### WHAT IS EXPECTED
Copy all lines of the listing that include the string "Pepper".

##### GIVEN RECORDS #####

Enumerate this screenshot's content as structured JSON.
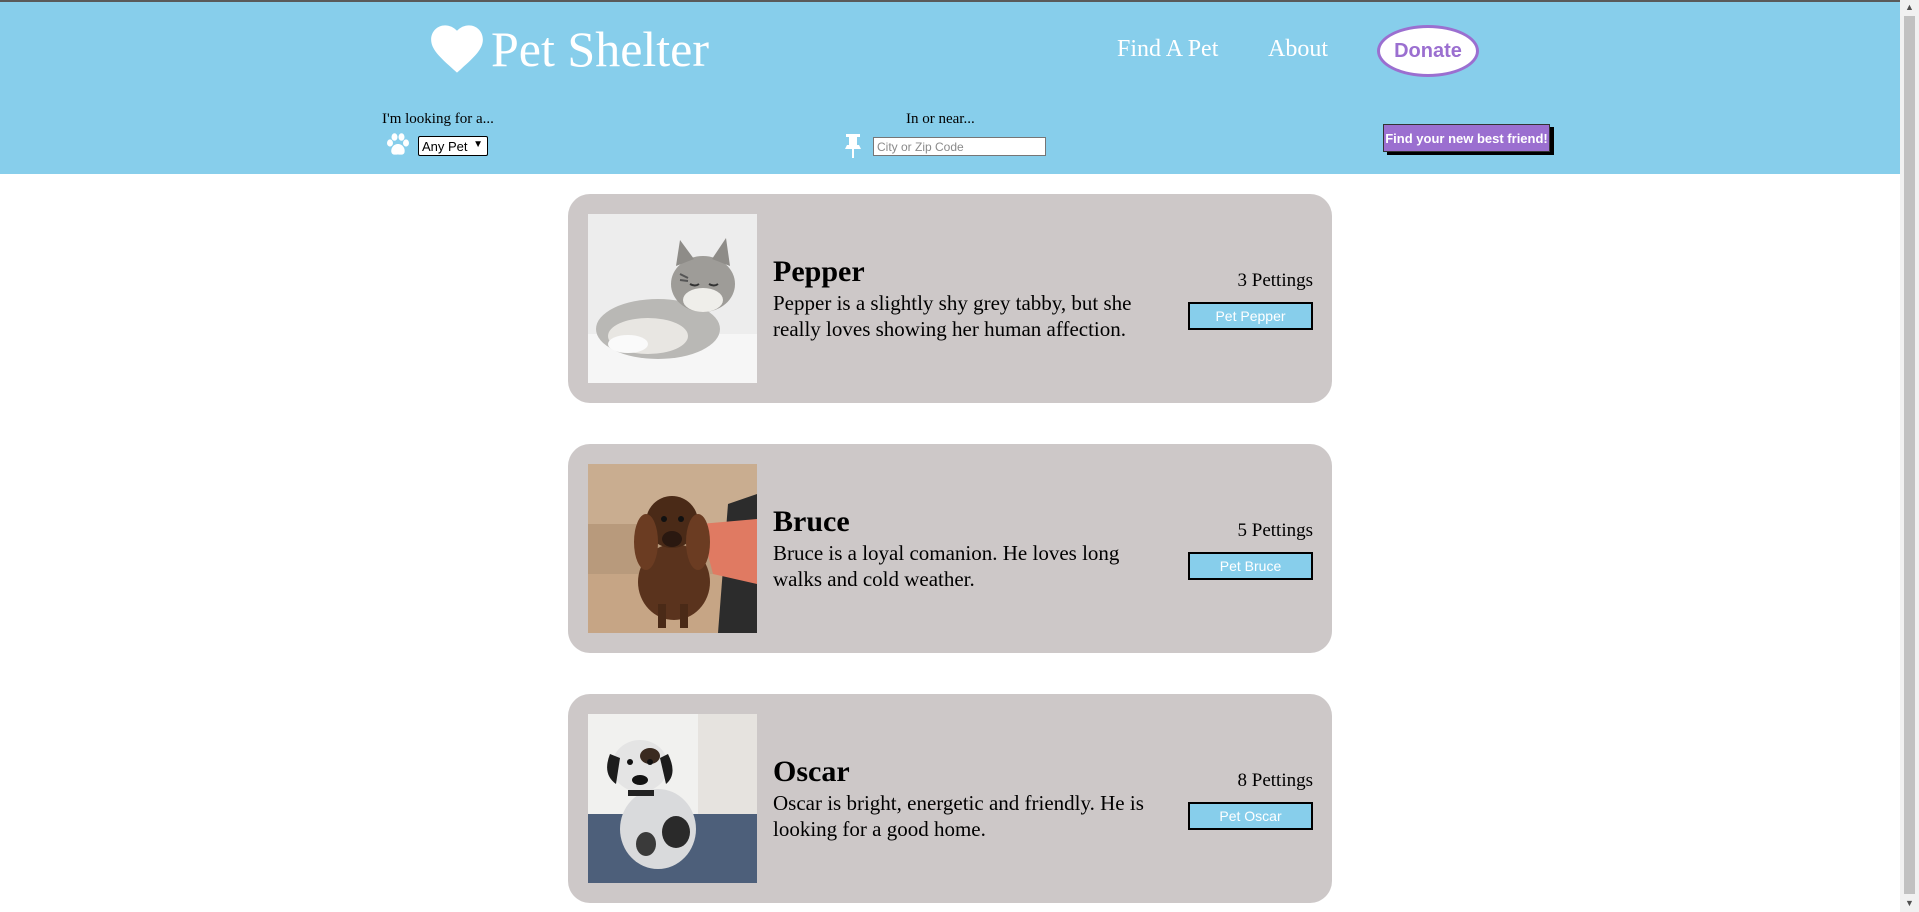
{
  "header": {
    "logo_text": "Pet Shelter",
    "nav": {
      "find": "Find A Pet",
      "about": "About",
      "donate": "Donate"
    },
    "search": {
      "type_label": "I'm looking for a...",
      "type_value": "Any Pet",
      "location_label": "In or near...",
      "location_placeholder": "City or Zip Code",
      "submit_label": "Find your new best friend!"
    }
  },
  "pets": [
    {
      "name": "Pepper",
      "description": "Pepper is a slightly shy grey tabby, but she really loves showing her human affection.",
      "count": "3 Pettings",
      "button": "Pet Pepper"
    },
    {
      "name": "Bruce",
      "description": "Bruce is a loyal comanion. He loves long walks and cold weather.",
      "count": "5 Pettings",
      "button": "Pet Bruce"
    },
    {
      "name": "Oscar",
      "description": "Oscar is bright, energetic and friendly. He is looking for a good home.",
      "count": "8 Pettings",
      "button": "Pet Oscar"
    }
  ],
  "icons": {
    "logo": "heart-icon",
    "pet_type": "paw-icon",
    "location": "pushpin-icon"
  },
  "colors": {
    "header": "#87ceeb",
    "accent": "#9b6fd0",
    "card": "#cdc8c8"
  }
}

#####

### RESULT OF THIS EXERCISE
      "name": "Pepper",
      "description": "Pepper is a slightly shy grey tabby, but she really loves showing her human affection.",
      "button": "Pet Pepper"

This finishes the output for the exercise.